◆ Work instructions ◆
1. According to the comments on Germany and the economy, by how much does Greece need to contract?
2. Carry on the comments on Germany and the economy from the point where they end.

** BEGIN Source excerpt **

On the economy, politicians, Germany, working together

Frustrated masses look to the left

The masses go where ever there is money to be made. Now Greece has to contract because it went overboard. A cup of coffee costs more in Athens than in Paris. A taxi ride in Athens is more expensive than in Paris. In the US, Florida is a lot cheaper than New York and that is how it needs to be in Europe too. So Greece needs to contract by 50% and that is painful. So the population are not happy when they don?t get more money. That shows you that democracy is actually a failure.

Elroy Huckelberry

How can you not see it?

Germany is looking to control Europe and that is so simple to see. Now they will control the way each country in the EU taxes its people? All the bull said amounts to that; that Germany will control how the people of Greece and other EU countries get taxed and guess who will get the money? Wonder why the UK says ?I am out?? they see this, but the rest are so much under the sole of German shoes that they all have to sign. Remember, it is the poor who makes the rich wealthy, so I am not an anarchist. But I sure do not like the idea that my girl (Greek) will grow up working for some Germans for the rest of her life.

** END Source excerpt **
** BEGIN Given entries **

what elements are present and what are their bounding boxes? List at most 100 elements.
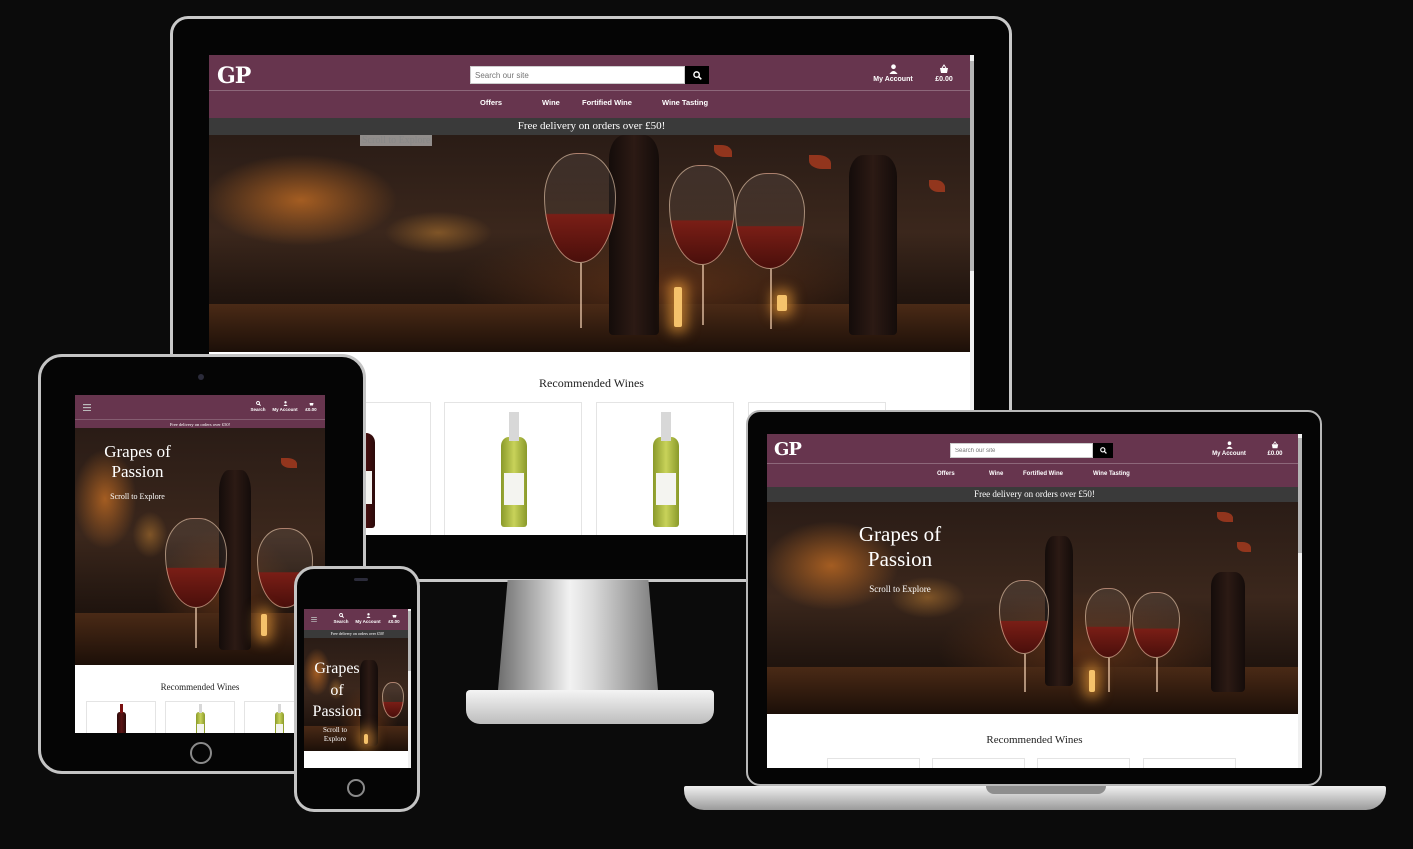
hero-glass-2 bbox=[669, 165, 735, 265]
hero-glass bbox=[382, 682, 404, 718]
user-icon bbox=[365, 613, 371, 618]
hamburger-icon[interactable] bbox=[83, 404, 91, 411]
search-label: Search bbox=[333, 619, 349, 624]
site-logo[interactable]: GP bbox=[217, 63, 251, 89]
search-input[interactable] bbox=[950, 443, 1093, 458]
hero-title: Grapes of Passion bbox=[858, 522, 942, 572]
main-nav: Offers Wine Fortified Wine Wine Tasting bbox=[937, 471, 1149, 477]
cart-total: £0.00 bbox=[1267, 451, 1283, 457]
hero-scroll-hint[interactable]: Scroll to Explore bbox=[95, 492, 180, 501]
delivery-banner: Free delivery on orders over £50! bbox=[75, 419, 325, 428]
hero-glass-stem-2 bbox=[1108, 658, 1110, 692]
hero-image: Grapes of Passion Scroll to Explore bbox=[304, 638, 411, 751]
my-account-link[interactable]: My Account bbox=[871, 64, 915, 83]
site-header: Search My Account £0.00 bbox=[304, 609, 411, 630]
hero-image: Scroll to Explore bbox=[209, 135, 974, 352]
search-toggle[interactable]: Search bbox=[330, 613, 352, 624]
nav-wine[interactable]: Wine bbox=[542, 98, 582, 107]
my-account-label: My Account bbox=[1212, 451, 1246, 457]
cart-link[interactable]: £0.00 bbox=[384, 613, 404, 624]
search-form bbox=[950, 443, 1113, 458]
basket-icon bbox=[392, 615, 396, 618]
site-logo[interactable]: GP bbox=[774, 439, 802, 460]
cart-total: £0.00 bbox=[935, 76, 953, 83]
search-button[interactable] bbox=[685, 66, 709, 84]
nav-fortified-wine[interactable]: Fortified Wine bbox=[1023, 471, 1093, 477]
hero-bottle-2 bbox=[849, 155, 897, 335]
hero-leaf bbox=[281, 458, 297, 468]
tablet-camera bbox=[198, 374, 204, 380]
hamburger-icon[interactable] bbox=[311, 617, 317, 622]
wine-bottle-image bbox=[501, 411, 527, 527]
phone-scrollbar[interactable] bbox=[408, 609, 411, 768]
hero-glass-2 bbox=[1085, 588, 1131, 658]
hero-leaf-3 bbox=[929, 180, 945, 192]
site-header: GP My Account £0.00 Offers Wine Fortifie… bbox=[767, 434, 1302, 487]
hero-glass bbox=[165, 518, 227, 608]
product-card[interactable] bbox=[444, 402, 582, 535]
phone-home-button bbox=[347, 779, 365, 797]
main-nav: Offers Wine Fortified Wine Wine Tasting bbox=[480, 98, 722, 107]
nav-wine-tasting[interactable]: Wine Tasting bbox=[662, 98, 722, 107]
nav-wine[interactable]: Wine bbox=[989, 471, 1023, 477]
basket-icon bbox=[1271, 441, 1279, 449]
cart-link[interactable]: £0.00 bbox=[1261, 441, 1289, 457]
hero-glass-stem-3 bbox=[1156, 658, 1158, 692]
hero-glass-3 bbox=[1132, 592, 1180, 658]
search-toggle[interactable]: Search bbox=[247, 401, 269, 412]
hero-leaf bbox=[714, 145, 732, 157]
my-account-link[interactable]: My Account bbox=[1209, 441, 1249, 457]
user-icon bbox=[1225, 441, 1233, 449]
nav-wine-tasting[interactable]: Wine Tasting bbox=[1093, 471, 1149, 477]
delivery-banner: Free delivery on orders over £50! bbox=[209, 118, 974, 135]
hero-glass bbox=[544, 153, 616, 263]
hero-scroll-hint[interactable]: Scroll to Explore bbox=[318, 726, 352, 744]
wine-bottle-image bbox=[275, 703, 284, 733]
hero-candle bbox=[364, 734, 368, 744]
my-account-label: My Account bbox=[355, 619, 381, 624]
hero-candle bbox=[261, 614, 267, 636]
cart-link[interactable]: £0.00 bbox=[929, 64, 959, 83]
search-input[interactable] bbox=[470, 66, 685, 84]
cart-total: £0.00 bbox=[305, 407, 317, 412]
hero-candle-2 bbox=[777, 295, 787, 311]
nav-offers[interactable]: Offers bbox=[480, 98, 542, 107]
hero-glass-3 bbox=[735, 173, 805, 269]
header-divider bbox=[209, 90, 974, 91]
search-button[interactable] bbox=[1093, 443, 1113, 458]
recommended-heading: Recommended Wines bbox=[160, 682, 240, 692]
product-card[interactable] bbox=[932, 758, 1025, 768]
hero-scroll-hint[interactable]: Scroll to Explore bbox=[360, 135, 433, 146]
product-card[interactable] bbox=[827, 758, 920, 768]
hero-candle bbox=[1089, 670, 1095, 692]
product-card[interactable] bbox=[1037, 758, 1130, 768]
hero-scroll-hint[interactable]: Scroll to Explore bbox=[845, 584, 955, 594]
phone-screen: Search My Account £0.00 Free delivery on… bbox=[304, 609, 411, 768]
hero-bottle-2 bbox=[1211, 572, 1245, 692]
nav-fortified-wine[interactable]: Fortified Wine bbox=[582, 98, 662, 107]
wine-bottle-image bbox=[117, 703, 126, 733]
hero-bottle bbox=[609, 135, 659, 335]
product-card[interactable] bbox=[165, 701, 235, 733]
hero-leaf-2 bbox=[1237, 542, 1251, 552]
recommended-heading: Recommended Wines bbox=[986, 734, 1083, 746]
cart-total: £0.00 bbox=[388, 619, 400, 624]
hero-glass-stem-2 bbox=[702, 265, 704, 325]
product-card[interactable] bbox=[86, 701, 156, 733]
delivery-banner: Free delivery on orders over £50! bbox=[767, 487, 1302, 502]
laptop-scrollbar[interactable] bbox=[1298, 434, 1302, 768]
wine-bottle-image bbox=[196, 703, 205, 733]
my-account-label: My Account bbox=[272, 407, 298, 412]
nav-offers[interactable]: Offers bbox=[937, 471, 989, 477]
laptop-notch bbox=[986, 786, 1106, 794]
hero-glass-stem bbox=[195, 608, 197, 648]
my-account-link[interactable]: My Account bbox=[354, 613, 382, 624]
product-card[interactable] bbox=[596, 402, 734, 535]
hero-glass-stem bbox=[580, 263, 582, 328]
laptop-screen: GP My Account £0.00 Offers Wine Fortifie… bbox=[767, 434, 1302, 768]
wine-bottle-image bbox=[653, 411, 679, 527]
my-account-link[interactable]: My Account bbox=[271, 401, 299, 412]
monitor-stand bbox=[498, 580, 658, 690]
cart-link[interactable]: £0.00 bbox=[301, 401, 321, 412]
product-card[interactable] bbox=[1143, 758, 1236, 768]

** END Given entries **
** BEGIN Given entries **

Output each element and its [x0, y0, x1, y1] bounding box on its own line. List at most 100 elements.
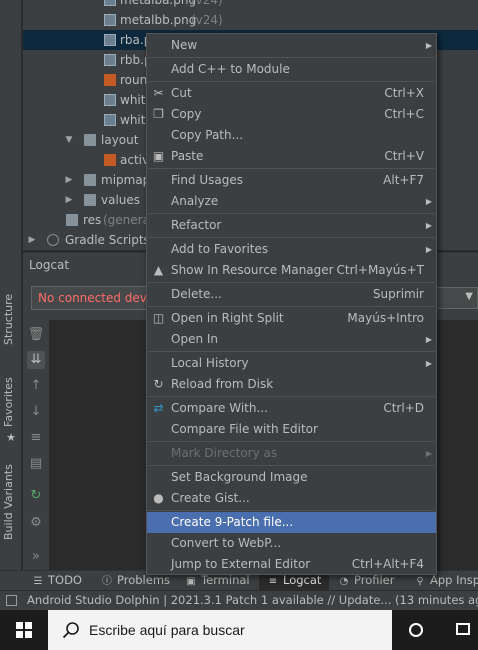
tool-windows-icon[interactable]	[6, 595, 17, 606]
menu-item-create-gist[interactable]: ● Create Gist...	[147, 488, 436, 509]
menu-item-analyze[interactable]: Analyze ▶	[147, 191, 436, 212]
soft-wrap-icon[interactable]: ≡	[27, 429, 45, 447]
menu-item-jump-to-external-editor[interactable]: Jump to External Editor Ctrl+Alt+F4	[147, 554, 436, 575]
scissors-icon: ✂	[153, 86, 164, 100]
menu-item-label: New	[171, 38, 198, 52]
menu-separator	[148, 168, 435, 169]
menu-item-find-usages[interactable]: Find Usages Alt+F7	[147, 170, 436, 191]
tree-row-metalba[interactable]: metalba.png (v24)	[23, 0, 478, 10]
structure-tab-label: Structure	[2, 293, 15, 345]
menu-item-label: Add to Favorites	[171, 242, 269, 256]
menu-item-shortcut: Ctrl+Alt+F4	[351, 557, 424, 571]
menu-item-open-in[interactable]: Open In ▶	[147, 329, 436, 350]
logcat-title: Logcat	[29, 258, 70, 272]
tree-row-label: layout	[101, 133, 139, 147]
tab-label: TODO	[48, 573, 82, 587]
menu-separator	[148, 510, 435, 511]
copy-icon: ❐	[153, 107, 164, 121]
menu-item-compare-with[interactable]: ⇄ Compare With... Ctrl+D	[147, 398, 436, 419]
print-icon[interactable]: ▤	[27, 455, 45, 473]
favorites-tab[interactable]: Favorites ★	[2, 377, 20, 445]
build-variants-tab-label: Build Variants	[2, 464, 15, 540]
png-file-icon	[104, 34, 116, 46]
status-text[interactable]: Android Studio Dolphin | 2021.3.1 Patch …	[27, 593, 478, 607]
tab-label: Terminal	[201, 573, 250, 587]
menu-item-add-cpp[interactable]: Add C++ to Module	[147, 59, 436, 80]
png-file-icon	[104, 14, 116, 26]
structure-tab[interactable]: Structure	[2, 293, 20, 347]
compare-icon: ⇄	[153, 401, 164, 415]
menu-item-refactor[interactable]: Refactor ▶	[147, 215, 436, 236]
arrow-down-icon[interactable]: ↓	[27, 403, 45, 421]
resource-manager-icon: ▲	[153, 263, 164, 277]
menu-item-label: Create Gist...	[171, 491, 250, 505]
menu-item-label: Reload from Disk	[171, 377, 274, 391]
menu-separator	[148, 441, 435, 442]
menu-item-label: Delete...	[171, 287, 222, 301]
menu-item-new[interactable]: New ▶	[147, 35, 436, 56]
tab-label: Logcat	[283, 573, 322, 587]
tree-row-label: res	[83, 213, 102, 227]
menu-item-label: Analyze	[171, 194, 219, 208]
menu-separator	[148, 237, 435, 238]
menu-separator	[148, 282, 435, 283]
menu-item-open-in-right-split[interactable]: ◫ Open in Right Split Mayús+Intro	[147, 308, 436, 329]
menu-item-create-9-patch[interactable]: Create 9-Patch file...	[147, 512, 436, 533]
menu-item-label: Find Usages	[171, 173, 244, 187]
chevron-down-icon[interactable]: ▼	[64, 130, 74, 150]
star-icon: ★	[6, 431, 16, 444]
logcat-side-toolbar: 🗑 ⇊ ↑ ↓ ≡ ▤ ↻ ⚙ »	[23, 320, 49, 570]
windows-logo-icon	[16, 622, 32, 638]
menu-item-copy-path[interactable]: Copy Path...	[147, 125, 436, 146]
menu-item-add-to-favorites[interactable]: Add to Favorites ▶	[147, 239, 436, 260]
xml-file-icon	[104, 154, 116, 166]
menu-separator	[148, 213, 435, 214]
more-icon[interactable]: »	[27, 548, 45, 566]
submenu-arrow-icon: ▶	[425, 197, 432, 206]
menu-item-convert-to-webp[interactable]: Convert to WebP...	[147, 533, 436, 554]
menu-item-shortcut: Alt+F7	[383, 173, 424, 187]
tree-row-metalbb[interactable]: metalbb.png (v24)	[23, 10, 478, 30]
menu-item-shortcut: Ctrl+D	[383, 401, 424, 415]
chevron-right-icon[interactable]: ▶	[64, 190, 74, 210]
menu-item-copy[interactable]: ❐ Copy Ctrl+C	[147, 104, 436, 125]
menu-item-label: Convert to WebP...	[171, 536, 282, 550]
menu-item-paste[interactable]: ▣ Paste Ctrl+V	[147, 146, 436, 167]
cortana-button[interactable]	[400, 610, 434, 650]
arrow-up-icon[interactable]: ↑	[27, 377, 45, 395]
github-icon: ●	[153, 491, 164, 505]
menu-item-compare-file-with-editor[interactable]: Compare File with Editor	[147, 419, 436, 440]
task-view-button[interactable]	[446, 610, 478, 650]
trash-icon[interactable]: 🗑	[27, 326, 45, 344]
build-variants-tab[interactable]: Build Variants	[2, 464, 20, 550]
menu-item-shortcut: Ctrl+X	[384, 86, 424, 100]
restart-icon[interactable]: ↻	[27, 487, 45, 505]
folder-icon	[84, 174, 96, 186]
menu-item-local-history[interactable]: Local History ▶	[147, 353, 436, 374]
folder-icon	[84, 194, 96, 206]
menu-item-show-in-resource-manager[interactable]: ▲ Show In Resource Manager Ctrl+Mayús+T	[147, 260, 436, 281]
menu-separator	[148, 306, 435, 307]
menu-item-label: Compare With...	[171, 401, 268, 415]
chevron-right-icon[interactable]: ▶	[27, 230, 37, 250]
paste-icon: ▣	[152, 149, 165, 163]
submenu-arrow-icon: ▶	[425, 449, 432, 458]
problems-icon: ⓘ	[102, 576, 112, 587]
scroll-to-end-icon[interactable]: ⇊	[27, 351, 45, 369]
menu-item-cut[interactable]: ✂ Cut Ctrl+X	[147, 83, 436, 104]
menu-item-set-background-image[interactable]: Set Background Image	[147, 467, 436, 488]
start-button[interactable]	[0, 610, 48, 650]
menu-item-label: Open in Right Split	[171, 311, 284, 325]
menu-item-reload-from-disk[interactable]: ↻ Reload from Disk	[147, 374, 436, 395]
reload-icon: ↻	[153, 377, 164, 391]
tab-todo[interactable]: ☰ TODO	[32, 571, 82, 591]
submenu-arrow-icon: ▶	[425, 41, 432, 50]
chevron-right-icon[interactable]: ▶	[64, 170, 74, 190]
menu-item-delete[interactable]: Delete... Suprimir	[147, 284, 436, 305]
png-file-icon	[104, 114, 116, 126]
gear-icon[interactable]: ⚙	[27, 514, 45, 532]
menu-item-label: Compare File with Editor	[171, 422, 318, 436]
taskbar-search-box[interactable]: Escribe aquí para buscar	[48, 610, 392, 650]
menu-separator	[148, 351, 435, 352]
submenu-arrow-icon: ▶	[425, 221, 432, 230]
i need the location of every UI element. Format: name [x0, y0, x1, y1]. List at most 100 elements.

** END Given entries **

◆ Results by task ◆
1. By 50%.

2.
Koli Alba

Re: Alexis Papachelas

I agree with you completely; however, how do you educate Greeks to work together? Greeks are probably among the most fundamentally anarchical, chaotic, opportunistic, and conflicted individuals in Europe. They have been for at least 3,000 years. Even Homer in his Iliad described the Greeks as fighting among themselves, so that they could not overcome the smaller but better organized and disciplined armies of the Trojans.

Greeks can’t help their heritage. They have shown this throughout their history. It is why the other fundamental aspect of the Greek character, pathos, is so prevalent throughout Greek history and culture. Pathos is after all a Greek word, and is found in both ‘pathology’ and ‘pathetic’ and ‘pathaino.’ An old Greek friend of mine once described this as the Greek ‘daimonio.’ Between anarchy (another Greek word, the twin to chaos) and pathos, the Greek character is as far from being able to work together as it can be without falling off the edge of the planet, so to speak.

Even at the time of the greatest peril in 1940 and 1941, Greeks fought the external enemy bravely and heroically for eight months, first the Italians then the Germans, and came together wonderfully for that. However, once the external threat had prevailed, the Greeks then spent the next eight years fighting among themselves, far more than they fought the Germans or the Italians. This is a matter of historical record.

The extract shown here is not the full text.